# Written problem
Write the material out again exactly as it stands.
[Begin]
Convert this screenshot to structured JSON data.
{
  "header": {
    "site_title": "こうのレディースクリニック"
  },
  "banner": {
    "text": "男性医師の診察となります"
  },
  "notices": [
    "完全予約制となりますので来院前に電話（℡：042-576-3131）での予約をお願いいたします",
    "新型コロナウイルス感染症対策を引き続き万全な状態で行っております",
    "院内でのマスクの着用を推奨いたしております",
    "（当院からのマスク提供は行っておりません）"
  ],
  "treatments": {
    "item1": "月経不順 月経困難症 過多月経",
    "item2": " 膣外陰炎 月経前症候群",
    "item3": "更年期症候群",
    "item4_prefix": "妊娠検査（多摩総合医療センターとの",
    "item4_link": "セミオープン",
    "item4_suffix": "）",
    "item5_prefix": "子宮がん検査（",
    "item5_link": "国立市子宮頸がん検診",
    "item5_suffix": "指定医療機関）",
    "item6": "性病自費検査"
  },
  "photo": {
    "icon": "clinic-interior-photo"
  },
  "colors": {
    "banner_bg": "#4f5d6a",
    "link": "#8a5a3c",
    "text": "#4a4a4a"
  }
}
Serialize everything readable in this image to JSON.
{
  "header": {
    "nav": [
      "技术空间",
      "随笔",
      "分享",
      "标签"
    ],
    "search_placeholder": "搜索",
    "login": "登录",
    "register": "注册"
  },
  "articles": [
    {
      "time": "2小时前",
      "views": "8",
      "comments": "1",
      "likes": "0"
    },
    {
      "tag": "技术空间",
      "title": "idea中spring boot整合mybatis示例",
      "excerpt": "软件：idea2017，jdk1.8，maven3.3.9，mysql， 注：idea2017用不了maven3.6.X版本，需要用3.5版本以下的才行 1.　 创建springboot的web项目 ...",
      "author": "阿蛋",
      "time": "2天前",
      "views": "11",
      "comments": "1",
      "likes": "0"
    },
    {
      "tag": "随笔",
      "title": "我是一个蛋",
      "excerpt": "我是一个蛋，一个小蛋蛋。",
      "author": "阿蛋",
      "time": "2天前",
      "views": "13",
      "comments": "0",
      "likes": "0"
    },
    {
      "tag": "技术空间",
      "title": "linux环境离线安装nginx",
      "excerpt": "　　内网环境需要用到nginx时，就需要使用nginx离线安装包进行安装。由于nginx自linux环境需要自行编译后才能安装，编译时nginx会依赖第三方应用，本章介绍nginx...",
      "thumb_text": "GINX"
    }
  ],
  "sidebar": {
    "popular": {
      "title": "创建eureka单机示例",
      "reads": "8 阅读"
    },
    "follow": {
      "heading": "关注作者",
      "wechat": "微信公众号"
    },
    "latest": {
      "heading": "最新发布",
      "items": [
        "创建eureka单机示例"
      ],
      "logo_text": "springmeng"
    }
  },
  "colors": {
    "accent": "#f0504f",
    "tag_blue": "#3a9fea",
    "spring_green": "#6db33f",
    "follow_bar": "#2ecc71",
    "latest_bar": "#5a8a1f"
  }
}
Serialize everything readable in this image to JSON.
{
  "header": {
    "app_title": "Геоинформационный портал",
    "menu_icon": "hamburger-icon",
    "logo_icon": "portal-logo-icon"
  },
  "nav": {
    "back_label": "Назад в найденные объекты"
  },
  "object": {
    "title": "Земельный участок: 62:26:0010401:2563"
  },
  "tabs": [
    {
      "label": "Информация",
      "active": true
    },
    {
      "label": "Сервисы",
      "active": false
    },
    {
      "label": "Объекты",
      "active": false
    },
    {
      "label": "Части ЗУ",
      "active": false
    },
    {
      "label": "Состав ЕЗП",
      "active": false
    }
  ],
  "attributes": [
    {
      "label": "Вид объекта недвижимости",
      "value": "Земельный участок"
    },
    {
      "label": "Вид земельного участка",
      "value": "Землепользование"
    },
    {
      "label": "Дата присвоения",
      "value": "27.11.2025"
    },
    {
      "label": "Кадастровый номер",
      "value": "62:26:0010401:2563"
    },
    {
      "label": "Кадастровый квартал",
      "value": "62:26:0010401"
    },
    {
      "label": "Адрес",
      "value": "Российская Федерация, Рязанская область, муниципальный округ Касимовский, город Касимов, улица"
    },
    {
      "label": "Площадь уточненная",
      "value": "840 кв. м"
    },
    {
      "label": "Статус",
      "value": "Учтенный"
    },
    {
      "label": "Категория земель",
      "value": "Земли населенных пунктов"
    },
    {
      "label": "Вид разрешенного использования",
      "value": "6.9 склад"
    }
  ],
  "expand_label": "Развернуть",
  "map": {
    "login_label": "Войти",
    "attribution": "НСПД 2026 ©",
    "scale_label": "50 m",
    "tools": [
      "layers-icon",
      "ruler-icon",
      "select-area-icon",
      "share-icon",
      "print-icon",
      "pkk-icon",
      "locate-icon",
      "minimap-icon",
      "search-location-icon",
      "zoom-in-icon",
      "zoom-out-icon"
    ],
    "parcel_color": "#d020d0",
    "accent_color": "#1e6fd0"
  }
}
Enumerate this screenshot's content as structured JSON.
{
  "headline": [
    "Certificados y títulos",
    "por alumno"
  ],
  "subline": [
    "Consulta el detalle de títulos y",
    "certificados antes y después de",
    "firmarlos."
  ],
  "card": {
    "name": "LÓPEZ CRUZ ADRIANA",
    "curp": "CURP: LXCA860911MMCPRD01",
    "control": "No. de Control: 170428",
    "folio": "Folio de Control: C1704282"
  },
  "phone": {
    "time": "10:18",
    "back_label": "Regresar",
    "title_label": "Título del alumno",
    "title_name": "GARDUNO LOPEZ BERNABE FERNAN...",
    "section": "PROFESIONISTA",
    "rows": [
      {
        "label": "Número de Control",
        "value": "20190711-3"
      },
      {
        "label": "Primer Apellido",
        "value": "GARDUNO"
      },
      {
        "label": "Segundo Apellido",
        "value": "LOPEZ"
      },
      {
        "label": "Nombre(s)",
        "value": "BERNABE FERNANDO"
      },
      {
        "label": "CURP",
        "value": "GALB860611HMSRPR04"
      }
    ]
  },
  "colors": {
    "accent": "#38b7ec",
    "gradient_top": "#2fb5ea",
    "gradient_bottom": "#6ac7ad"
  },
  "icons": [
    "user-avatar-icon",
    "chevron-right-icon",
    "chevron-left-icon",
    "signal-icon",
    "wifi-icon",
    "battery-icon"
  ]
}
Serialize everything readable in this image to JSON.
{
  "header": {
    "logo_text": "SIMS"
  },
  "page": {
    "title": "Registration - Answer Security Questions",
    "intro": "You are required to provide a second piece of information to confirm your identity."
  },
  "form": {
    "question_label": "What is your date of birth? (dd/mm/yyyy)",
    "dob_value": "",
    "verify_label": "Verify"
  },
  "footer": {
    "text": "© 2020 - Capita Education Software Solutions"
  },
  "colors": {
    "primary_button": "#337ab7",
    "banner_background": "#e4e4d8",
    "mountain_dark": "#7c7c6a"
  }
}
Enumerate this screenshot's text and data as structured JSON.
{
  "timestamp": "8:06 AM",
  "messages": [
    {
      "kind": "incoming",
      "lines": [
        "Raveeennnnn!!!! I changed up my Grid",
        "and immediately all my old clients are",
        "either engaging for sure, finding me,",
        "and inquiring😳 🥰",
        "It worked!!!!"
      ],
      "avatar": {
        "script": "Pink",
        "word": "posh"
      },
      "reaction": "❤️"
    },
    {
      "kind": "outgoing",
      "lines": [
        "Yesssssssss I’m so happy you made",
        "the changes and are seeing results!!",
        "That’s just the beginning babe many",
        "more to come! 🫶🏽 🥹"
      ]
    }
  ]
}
[End]
# Complete answer
Convert this screenshot to structured JSON data.
{
  "header": {
    "site_title": "こうのレディースクリニック"
  },
  "banner": {
    "text": "男性医師の診察となります"
  },
  "notices": [
    "完全予約制となりますので来院前に電話（℡：042-576-3131）での予約をお願いいたします",
    "新型コロナウイルス感染症対策を引き続き万全な状態で行っております",
    "院内でのマスクの着用を推奨いたしております",
    "（当院からのマスク提供は行っておりません）"
  ],
  "treatments": {
    "item1": "月経不順 月経困難症 過多月経",
    "item2": " 膣外陰炎 月経前症候群",
    "item3": "更年期症候群",
    "item4_prefix": "妊娠検査（多摩総合医療センターとの",
    "item4_link": "セミオープン",
    "item4_suffix": "）",
    "item5_prefix": "子宮がん検査（",
    "item5_link": "国立市子宮頸がん検診",
    "item5_suffix": "指定医療機関）",
    "item6": "性病自費検査"
  },
  "photo": {
    "icon": "clinic-interior-photo"
  },
  "colors": {
    "banner_bg": "#4f5d6a",
    "link": "#8a5a3c",
    "text": "#4a4a4a"
  }
}
Serialize everything readable in this image to JSON.
{
  "header": {
    "nav": [
      "技术空间",
      "随笔",
      "分享",
      "标签"
    ],
    "search_placeholder": "搜索",
    "login": "登录",
    "register": "注册"
  },
  "articles": [
    {
      "time": "2小时前",
      "views": "8",
      "comments": "1",
      "likes": "0"
    },
    {
      "tag": "技术空间",
      "title": "idea中spring boot整合mybatis示例",
      "excerpt": "软件：idea2017，jdk1.8，maven3.3.9，mysql， 注：idea2017用不了maven3.6.X版本，需要用3.5版本以下的才行 1.　 创建springboot的web项目 ...",
      "author": "阿蛋",
      "time": "2天前",
      "views": "11",
      "comments": "1",
      "likes": "0"
    },
    {
      "tag": "随笔",
      "title": "我是一个蛋",
      "excerpt": "我是一个蛋，一个小蛋蛋。",
      "author": "阿蛋",
      "time": "2天前",
      "views": "13",
      "comments": "0",
      "likes": "0"
    },
    {
      "tag": "技术空间",
      "title": "linux环境离线安装nginx",
      "excerpt": "　　内网环境需要用到nginx时，就需要使用nginx离线安装包进行安装。由于nginx自linux环境需要自行编译后才能安装，编译时nginx会依赖第三方应用，本章介绍nginx...",
      "thumb_text": "GINX"
    }
  ],
  "sidebar": {
    "popular": {
      "title": "创建eureka单机示例",
      "reads": "8 阅读"
    },
    "follow": {
      "heading": "关注作者",
      "wechat": "微信公众号"
    },
    "latest": {
      "heading": "最新发布",
      "items": [
        "创建eureka单机示例"
      ],
      "logo_text": "springmeng"
    }
  },
  "colors": {
    "accent": "#f0504f",
    "tag_blue": "#3a9fea",
    "spring_green": "#6db33f",
    "follow_bar": "#2ecc71",
    "latest_bar": "#5a8a1f"
  }
}
Serialize everything readable in this image to JSON.
{
  "header": {
    "app_title": "Геоинформационный портал",
    "menu_icon": "hamburger-icon",
    "logo_icon": "portal-logo-icon"
  },
  "nav": {
    "back_label": "Назад в найденные объекты"
  },
  "object": {
    "title": "Земельный участок: 62:26:0010401:2563"
  },
  "tabs": [
    {
      "label": "Информация",
      "active": true
    },
    {
      "label": "Сервисы",
      "active": false
    },
    {
      "label": "Объекты",
      "active": false
    },
    {
      "label": "Части ЗУ",
      "active": false
    },
    {
      "label": "Состав ЕЗП",
      "active": false
    }
  ],
  "attributes": [
    {
      "label": "Вид объекта недвижимости",
      "value": "Земельный участок"
    },
    {
      "label": "Вид земельного участка",
      "value": "Землепользование"
    },
    {
      "label": "Дата присвоения",
      "value": "27.11.2025"
    },
    {
      "label": "Кадастровый номер",
      "value": "62:26:0010401:2563"
    },
    {
      "label": "Кадастровый квартал",
      "value": "62:26:0010401"
    },
    {
      "label": "Адрес",
      "value": "Российская Федерация, Рязанская область, муниципальный округ Касимовский, город Касимов, улица"
    },
    {
      "label": "Площадь уточненная",
      "value": "840 кв. м"
    },
    {
      "label": "Статус",
      "value": "Учтенный"
    },
    {
      "label": "Категория земель",
      "value": "Земли населенных пунктов"
    },
    {
      "label": "Вид разрешенного использования",
      "value": "6.9 склад"
    }
  ],
  "expand_label": "Развернуть",
  "map": {
    "login_label": "Войти",
    "attribution": "НСПД 2026 ©",
    "scale_label": "50 m",
    "tools": [
      "layers-icon",
      "ruler-icon",
      "select-area-icon",
      "share-icon",
      "print-icon",
      "pkk-icon",
      "locate-icon",
      "minimap-icon",
      "search-location-icon",
      "zoom-in-icon",
      "zoom-out-icon"
    ],
    "parcel_color": "#d020d0",
    "accent_color": "#1e6fd0"
  }
}
Enumerate this screenshot's content as structured JSON.
{
  "headline": [
    "Certificados y títulos",
    "por alumno"
  ],
  "subline": [
    "Consulta el detalle de títulos y",
    "certificados antes y después de",
    "firmarlos."
  ],
  "card": {
    "name": "LÓPEZ CRUZ ADRIANA",
    "curp": "CURP: LXCA860911MMCPRD01",
    "control": "No. de Control: 170428",
    "folio": "Folio de Control: C1704282"
  },
  "phone": {
    "time": "10:18",
    "back_label": "Regresar",
    "title_label": "Título del alumno",
    "title_name": "GARDUNO LOPEZ BERNABE FERNAN...",
    "section": "PROFESIONISTA",
    "rows": [
      {
        "label": "Número de Control",
        "value": "20190711-3"
      },
      {
        "label": "Primer Apellido",
        "value": "GARDUNO"
      },
      {
        "label": "Segundo Apellido",
        "value": "LOPEZ"
      },
      {
        "label": "Nombre(s)",
        "value": "BERNABE FERNANDO"
      },
      {
        "label": "CURP",
        "value": "GALB860611HMSRPR04"
      }
    ]
  },
  "colors": {
    "accent": "#38b7ec",
    "gradient_top": "#2fb5ea",
    "gradient_bottom": "#6ac7ad"
  },
  "icons": [
    "user-avatar-icon",
    "chevron-right-icon",
    "chevron-left-icon",
    "signal-icon",
    "wifi-icon",
    "battery-icon"
  ]
}
Serialize everything readable in this image to JSON.
{
  "header": {
    "logo_text": "SIMS"
  },
  "page": {
    "title": "Registration - Answer Security Questions",
    "intro": "You are required to provide a second piece of information to confirm your identity."
  },
  "form": {
    "question_label": "What is your date of birth? (dd/mm/yyyy)",
    "dob_value": "",
    "verify_label": "Verify"
  },
  "footer": {
    "text": "© 2020 - Capita Education Software Solutions"
  },
  "colors": {
    "primary_button": "#337ab7",
    "banner_background": "#e4e4d8",
    "mountain_dark": "#7c7c6a"
  }
}
Enumerate this screenshot's text and data as structured JSON.
{
  "timestamp": "8:06 AM",
  "messages": [
    {
      "kind": "incoming",
      "lines": [
        "Raveeennnnn!!!! I changed up my Grid",
        "and immediately all my old clients are",
        "either engaging for sure, finding me,",
        "and inquiring😳 🥰",
        "It worked!!!!"
      ],
      "avatar": {
        "script": "Pink",
        "word": "posh"
      },
      "reaction": "❤️"
    },
    {
      "kind": "outgoing",
      "lines": [
        "Yesssssssss I’m so happy you made",
        "the changes and are seeing results!!",
        "That’s just the beginning babe many",
        "more to come! 🫶🏽 🥹"
      ]
    }
  ]
}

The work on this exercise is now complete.